Poco meno di tre mesi fa Google ha lanciato in Italia il suo Home. Si tratta dell’assistente vocale personale di Alphabet, che ha bruciato sul tempo Siri di Apple e Alexa di Amazon sul fronte della localizzazione, capire la lingua, per il nostro Paese.

È commercializzato in standard, una sorta di tronco di cono, e la mini, simile ad una saponetta tonda. Le differenze tra le due sono minime. Una cosa “carina”, ma con problemi potenziali e sostanziali per quanto riguarda la privacy. Cercheremo di approfondire i rischi per i nostri dati personali. Prima è utile, però, esplorarne i pregi ed i vantaggi che questi dispositivi possono offrire.

Voci archiviate |

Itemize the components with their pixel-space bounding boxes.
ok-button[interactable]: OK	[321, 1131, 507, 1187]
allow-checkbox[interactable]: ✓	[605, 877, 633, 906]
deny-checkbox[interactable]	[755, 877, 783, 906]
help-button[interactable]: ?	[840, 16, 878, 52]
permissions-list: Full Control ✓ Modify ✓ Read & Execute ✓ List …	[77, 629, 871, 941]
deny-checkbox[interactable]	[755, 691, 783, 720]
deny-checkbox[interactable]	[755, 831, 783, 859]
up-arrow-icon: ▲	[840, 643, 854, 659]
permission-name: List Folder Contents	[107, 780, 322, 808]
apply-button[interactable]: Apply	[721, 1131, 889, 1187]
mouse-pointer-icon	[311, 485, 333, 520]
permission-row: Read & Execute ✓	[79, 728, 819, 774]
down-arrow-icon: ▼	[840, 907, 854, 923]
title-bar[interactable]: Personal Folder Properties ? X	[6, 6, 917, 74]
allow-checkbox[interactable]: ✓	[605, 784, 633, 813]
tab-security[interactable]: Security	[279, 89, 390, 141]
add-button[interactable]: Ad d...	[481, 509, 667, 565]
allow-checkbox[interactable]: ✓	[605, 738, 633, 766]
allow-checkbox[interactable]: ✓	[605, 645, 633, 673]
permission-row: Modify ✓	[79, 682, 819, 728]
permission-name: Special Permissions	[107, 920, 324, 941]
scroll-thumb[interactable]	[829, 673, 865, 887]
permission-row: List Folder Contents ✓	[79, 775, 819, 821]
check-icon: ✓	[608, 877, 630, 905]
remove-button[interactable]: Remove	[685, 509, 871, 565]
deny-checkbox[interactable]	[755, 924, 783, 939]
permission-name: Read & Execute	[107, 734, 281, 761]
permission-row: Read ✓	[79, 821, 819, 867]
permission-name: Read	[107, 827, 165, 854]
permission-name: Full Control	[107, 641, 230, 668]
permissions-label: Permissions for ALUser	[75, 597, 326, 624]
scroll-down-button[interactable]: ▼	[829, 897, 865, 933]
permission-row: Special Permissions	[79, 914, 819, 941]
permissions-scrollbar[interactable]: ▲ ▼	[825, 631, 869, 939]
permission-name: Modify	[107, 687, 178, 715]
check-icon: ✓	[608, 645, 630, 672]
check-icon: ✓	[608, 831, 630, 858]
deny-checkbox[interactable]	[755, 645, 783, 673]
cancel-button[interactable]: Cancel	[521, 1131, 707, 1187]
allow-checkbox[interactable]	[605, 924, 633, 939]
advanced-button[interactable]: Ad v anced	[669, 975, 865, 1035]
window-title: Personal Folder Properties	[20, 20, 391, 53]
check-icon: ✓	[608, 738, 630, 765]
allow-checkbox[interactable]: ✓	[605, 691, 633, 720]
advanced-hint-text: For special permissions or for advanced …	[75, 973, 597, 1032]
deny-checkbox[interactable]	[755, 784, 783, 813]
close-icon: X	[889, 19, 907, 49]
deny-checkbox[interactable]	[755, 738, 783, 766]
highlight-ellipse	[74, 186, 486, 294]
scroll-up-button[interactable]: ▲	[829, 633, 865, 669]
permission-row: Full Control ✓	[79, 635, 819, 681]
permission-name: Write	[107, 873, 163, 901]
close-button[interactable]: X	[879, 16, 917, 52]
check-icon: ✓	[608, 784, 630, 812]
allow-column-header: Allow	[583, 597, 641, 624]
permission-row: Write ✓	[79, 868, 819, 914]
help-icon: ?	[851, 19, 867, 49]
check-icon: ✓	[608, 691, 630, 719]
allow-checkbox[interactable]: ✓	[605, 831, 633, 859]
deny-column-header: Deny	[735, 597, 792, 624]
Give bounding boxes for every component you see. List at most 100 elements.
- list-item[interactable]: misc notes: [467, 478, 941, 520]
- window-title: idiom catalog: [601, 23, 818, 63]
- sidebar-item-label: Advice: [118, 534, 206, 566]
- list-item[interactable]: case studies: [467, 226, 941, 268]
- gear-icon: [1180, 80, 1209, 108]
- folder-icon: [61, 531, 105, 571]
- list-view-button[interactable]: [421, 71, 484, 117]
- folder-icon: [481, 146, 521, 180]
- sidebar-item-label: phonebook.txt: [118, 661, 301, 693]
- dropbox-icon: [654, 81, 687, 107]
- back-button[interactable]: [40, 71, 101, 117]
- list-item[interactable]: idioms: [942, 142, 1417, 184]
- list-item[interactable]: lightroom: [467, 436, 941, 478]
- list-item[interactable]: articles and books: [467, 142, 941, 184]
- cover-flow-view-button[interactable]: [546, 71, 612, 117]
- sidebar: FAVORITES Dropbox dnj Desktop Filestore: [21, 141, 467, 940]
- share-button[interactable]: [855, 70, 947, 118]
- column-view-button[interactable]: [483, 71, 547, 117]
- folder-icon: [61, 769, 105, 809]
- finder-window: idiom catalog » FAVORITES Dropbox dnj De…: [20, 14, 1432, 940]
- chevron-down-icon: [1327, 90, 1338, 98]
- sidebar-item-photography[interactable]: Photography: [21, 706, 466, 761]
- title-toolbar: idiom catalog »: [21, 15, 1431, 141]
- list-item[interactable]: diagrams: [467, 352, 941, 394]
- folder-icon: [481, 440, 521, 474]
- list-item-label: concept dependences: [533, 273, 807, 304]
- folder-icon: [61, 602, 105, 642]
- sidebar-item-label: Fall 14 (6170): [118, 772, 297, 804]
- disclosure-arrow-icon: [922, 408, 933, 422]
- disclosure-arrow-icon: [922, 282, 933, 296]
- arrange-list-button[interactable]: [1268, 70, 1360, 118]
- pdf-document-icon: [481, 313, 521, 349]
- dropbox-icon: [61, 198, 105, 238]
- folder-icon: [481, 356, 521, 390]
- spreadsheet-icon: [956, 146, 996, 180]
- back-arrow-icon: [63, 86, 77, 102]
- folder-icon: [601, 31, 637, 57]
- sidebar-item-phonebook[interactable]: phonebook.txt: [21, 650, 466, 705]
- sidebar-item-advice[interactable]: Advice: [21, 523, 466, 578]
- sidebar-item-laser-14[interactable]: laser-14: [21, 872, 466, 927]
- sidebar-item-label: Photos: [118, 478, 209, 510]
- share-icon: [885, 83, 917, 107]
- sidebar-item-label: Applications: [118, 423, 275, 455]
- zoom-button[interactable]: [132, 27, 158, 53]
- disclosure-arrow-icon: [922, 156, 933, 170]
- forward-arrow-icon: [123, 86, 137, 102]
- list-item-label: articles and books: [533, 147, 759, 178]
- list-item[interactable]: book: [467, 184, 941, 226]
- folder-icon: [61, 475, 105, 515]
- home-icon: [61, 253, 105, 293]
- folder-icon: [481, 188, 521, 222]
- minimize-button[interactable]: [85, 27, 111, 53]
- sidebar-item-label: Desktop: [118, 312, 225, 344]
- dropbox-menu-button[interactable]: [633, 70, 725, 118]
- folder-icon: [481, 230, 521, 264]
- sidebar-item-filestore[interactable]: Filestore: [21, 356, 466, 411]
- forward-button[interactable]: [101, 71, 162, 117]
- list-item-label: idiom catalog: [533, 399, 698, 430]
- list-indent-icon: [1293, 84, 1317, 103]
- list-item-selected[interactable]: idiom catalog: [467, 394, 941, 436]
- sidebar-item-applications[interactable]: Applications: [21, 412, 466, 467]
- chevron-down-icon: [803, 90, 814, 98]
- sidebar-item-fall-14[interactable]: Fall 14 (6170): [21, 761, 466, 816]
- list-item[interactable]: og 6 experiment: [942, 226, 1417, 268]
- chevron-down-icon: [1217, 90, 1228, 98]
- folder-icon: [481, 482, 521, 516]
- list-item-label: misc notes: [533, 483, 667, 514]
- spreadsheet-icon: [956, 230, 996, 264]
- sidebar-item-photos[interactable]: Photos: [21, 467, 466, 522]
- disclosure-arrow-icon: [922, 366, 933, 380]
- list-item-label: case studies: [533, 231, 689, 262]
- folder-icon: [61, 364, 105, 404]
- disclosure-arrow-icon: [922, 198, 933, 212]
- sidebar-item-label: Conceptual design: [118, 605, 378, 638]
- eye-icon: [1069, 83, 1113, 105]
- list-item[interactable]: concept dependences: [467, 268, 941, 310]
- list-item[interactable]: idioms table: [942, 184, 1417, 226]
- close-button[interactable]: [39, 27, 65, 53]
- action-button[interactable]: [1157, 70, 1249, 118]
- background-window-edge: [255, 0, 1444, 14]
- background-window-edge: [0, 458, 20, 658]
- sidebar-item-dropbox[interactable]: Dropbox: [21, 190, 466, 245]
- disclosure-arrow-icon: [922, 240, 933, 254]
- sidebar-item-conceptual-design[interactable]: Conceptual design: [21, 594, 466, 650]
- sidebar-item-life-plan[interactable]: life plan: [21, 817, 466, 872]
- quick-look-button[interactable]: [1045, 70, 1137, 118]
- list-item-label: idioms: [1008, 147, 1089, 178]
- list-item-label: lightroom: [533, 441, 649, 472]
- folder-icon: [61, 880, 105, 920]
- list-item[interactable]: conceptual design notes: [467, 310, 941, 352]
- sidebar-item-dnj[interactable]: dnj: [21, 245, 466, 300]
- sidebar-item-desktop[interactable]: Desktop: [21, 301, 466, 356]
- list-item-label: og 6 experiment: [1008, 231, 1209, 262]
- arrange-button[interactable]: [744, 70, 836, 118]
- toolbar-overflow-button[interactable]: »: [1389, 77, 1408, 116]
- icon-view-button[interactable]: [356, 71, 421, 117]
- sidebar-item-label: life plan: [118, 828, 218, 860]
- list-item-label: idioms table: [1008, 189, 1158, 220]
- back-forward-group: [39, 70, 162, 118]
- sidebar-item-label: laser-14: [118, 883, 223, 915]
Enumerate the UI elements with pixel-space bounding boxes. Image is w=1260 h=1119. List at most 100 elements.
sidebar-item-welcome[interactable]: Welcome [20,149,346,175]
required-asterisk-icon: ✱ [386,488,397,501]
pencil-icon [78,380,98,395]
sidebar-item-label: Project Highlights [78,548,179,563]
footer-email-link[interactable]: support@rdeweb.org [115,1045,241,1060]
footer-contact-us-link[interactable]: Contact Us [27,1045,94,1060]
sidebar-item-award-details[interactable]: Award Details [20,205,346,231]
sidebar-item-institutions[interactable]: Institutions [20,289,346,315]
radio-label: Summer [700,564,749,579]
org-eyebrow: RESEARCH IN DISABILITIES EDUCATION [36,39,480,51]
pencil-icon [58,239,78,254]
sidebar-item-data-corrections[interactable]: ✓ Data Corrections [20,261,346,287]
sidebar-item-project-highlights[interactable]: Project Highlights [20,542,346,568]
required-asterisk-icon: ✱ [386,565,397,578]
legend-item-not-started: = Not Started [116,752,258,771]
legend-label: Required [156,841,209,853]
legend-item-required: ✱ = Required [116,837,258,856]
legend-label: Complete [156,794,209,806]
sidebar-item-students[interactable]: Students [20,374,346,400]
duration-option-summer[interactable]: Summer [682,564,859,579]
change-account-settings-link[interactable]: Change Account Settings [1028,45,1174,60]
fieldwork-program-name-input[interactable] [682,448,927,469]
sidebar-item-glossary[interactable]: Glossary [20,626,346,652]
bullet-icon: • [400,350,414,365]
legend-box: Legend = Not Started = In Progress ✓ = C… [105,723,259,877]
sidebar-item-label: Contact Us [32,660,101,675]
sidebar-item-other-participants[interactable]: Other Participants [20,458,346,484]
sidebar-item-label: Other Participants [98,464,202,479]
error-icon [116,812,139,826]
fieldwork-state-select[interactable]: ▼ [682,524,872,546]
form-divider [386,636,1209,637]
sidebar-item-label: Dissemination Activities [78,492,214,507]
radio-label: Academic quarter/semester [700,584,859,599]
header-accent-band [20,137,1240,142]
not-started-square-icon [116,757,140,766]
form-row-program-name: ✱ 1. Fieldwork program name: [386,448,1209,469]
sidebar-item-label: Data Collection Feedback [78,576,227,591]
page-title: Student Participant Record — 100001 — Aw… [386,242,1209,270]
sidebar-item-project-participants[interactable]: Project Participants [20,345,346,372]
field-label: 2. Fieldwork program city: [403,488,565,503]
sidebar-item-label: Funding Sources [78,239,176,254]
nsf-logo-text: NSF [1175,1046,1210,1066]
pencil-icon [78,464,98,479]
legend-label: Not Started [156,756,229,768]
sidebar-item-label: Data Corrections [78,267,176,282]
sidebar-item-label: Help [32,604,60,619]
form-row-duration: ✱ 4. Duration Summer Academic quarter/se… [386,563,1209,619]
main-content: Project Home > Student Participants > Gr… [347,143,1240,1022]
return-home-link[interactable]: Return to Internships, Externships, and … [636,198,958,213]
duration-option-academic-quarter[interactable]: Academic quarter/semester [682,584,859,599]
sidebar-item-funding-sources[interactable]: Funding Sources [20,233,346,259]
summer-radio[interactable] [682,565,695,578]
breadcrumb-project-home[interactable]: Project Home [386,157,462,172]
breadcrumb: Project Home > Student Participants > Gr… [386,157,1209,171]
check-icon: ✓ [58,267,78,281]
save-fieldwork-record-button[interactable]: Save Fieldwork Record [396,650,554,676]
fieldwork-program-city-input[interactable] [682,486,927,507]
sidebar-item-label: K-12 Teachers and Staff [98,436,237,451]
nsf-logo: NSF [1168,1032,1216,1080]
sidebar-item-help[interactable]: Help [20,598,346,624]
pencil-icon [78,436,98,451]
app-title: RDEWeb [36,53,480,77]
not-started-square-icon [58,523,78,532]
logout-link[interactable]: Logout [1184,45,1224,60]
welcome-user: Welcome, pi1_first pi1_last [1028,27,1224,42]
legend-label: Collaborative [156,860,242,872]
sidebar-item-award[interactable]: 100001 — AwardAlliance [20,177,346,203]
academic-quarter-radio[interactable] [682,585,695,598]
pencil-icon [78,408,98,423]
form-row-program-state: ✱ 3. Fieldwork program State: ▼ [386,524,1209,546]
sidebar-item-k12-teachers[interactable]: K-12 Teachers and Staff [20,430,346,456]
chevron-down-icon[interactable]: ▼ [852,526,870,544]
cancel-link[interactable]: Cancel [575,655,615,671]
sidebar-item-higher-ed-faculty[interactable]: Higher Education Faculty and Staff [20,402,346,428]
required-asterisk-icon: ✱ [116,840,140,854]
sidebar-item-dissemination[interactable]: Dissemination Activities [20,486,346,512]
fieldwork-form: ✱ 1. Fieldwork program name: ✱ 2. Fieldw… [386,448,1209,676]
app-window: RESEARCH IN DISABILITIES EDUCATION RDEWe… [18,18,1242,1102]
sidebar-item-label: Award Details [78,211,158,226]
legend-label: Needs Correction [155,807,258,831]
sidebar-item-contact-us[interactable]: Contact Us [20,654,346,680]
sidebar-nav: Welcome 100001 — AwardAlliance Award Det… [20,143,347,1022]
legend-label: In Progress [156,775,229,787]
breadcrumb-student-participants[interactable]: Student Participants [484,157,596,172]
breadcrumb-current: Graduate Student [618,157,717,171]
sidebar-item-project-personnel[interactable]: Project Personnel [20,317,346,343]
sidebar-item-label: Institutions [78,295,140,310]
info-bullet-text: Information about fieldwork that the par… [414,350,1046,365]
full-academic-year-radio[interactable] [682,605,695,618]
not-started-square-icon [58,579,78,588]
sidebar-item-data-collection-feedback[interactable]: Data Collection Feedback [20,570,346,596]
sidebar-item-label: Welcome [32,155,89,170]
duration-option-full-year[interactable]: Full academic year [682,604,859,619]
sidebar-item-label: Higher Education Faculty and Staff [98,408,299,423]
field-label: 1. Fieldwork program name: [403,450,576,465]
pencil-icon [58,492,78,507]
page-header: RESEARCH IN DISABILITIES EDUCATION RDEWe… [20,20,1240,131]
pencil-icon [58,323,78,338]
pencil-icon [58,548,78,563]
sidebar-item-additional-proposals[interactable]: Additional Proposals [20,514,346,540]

Istruzioni del compito |
Rispondi a queste domande sul brano dedicato a Google Home:
(a) Quanto tempo fa Google ha lanciato Home in Italia?
(b) In quali due versioni viene commercializzato il dispositivo e a che cosa somiglia ciascuna?
(c) Quali assistenti vocali di altre aziende ha battuto sul tempo per la localizzazione in Italia?
Le voci archiviate non servono in alcun modo per questo lavoro.

Risposta al compito |
(a) Poco meno di tre mesi fa.
(b) Nella versione standard, simile a una sorta di tronco di cono, e nella versione mini, simile a una saponetta tonda.
(c) Siri di Apple e Alexa di Amazon.